GIVEN TASK:
Extract and list every line that contains the word "стороны".

PROVIDED ENTRIES:
★ ★ ★ ★ ★ ★ ★
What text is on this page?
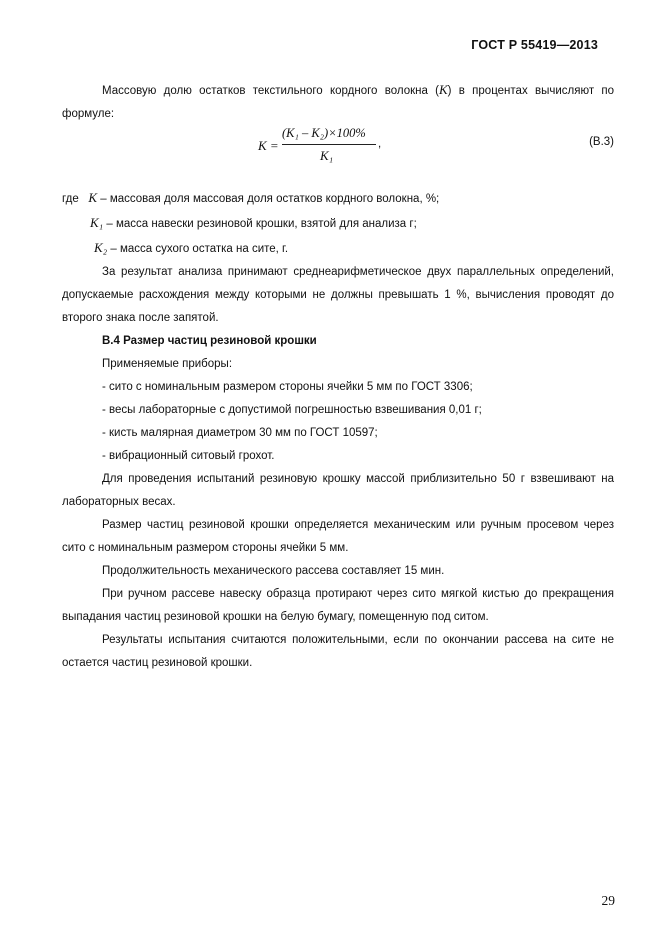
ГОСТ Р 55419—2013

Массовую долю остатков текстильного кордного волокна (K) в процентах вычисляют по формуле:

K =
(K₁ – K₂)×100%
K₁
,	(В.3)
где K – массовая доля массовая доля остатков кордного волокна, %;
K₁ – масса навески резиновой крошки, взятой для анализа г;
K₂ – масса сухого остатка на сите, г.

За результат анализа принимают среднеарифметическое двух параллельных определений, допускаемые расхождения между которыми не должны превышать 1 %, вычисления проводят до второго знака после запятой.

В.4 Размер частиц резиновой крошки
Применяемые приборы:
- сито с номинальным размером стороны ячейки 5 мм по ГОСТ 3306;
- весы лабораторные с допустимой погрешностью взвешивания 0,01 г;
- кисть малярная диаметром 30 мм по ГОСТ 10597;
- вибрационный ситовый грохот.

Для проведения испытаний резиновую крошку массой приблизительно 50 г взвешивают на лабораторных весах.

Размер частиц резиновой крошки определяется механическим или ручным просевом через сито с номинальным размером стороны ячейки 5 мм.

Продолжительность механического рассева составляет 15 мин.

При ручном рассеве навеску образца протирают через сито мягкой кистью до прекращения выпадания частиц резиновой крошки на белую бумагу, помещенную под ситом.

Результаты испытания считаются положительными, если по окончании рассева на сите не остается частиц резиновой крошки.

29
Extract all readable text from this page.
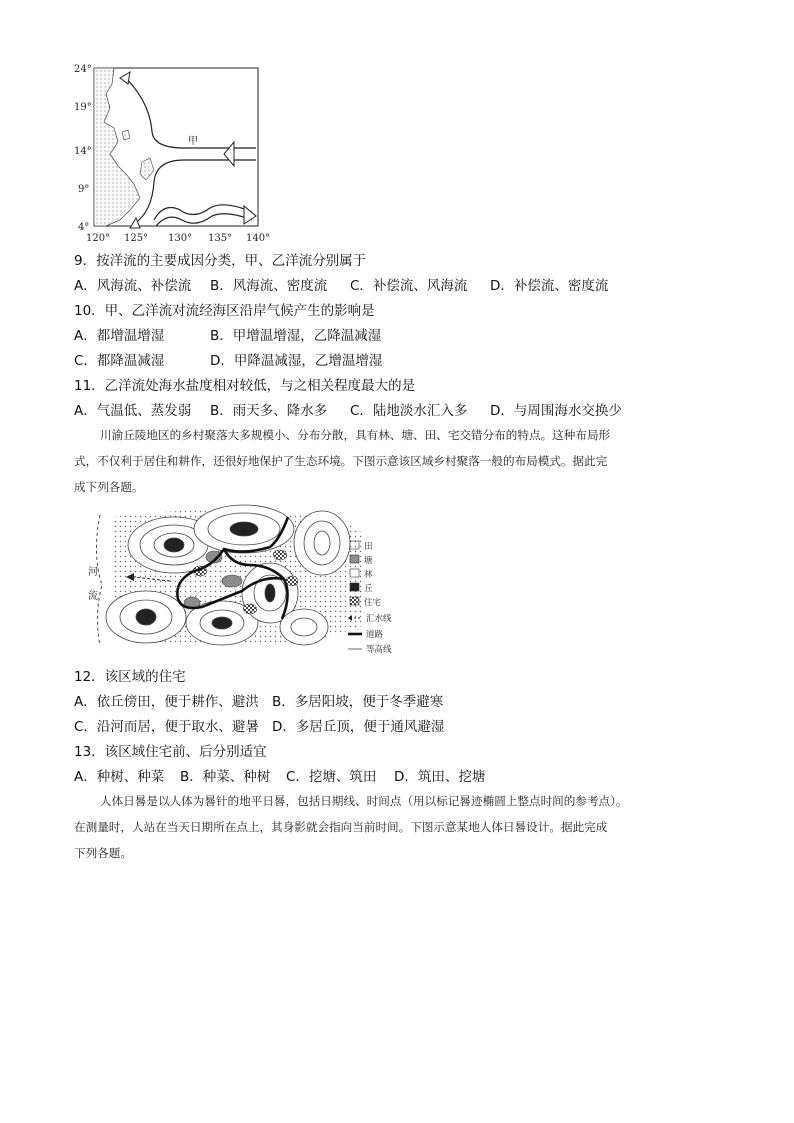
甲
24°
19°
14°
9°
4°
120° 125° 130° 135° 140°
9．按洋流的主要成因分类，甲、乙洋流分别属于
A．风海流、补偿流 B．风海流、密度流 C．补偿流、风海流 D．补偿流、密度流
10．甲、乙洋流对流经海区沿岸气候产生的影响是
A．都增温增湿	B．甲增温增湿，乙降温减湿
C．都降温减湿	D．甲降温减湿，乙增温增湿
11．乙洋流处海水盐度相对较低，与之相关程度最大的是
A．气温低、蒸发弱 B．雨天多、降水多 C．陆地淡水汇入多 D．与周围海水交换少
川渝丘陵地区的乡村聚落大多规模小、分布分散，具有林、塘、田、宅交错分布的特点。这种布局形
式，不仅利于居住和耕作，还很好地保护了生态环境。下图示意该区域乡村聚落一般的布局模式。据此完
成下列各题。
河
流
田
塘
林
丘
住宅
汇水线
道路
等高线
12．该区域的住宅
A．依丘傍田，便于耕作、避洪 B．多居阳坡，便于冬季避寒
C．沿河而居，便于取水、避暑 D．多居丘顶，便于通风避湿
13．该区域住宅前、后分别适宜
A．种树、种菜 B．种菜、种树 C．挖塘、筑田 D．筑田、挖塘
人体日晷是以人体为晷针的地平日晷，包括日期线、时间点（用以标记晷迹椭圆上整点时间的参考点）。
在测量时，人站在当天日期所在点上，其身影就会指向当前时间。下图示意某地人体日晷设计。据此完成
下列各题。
★ ★ ★ ★ ★ ★ ★
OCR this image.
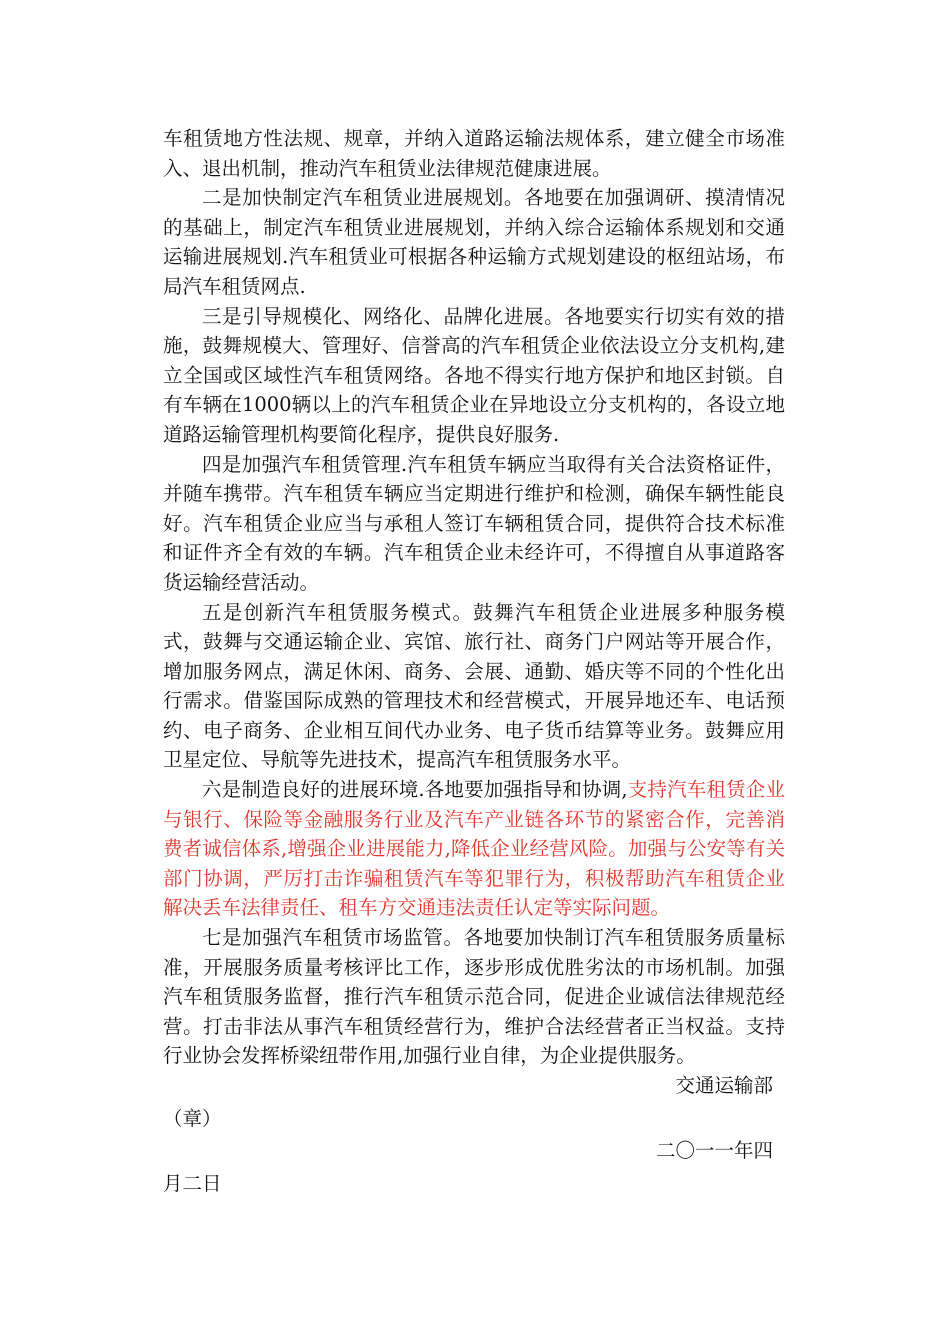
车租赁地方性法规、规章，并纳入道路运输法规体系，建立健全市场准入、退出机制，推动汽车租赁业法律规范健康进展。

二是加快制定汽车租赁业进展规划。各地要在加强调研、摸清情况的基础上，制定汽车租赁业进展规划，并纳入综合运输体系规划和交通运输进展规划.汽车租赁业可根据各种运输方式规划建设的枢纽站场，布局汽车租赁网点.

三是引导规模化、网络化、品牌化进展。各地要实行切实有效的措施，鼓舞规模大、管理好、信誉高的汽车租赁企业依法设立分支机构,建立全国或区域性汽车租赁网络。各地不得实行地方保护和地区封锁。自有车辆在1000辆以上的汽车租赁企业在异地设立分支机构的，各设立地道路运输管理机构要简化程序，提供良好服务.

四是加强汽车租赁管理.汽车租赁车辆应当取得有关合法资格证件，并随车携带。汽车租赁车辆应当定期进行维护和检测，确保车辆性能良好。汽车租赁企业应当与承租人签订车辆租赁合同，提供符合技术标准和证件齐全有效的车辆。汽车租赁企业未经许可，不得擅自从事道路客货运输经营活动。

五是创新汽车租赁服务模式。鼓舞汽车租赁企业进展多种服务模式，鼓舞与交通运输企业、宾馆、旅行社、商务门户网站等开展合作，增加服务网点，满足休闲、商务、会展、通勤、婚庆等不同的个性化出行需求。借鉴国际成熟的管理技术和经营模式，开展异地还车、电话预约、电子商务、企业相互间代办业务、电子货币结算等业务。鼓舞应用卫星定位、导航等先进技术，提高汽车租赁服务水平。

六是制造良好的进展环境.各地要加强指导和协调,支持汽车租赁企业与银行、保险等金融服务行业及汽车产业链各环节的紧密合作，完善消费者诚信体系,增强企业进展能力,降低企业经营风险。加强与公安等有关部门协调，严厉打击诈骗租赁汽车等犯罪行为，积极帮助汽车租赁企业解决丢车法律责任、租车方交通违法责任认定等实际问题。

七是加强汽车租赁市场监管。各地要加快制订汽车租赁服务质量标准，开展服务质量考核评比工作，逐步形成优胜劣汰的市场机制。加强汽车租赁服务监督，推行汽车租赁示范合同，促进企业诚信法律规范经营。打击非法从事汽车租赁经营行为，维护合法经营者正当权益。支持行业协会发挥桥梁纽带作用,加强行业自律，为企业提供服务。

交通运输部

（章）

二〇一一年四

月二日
★ ★ ★ ★ ★ ★ ★
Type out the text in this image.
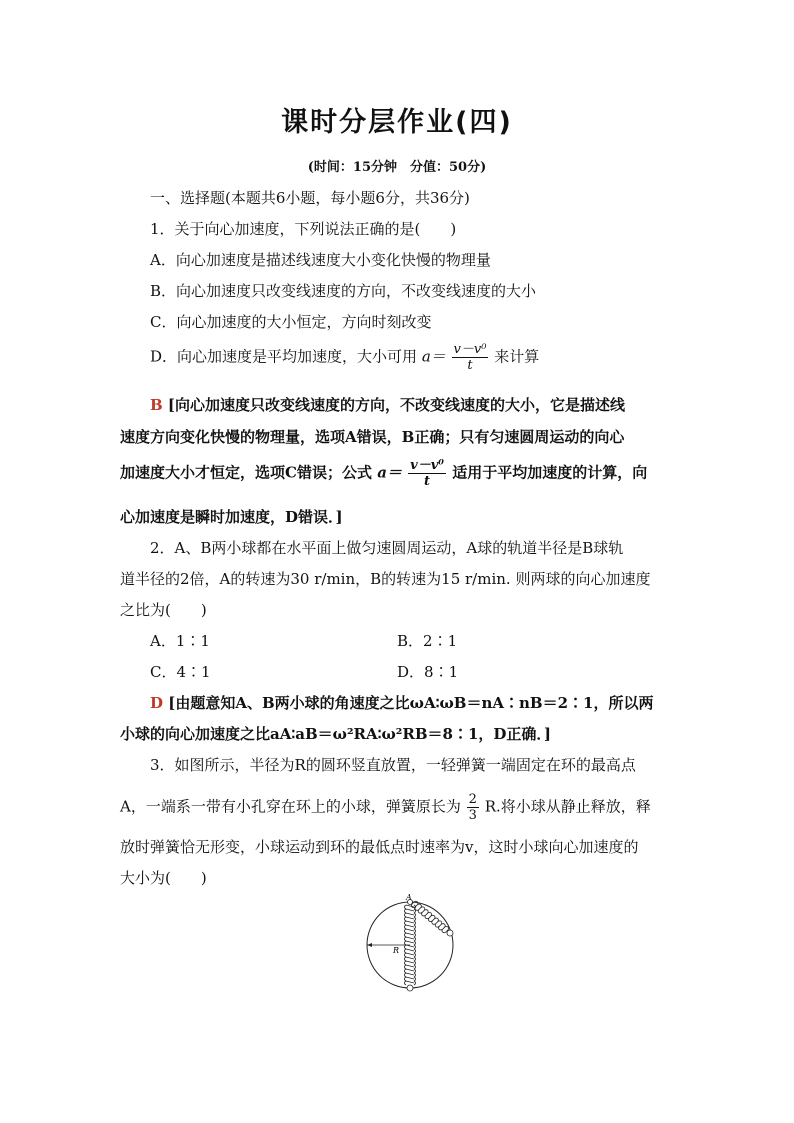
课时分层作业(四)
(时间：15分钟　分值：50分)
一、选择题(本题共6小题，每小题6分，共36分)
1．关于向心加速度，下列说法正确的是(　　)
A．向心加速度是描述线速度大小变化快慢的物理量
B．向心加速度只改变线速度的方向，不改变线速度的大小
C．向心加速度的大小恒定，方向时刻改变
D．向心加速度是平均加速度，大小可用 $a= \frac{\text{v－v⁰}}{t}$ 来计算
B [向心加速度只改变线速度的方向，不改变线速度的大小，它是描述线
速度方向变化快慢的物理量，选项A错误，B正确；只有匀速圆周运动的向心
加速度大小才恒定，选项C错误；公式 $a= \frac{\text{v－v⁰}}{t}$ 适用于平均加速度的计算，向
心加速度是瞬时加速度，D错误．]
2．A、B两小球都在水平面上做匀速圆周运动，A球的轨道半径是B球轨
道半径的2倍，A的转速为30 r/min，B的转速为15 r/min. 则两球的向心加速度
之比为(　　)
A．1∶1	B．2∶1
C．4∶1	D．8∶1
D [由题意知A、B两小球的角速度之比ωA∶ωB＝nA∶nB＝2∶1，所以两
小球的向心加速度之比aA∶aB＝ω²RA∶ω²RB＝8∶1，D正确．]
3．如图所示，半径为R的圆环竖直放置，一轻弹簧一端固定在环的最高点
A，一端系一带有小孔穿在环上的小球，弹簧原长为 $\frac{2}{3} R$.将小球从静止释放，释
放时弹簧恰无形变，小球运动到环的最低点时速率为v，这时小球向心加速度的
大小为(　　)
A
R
★ ★ ★ ★ ★ ★ ★
THE RESULT:
- сито с номинальным размером стороны ячейки 5 мм по ГОСТ 3306;
Размер частиц резиновой крошки определяется механическим или ручным просевом через сито с номинальным размером стороны ячейки 5 мм.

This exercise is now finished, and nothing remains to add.